## Short exercise
Go through the material below and count the lines with the string "聚氨酯遇水膨胀弹性体性能及应用研究"; the number is the whole answer.

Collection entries
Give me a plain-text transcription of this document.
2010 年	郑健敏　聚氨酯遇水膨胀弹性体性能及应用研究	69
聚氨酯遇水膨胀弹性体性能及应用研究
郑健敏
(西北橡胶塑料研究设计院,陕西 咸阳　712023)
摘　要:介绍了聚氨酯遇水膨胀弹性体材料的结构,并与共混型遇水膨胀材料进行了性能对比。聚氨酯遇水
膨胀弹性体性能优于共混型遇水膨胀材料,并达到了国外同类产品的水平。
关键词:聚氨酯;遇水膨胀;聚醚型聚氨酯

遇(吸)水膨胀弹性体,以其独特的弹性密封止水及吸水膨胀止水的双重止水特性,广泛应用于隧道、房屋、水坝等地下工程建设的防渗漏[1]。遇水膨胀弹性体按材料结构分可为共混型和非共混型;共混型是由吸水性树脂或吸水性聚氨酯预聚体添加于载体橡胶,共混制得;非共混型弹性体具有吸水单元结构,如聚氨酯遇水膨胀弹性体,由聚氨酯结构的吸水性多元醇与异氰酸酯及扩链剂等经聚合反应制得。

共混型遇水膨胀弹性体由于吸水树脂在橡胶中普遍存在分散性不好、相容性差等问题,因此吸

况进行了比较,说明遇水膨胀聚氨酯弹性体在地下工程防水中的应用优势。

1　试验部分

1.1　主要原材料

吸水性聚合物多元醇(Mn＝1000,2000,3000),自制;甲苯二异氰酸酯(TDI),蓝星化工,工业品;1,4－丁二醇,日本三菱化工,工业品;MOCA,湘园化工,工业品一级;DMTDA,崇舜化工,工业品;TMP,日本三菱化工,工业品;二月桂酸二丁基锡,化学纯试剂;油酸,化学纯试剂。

## Solution for this problem
2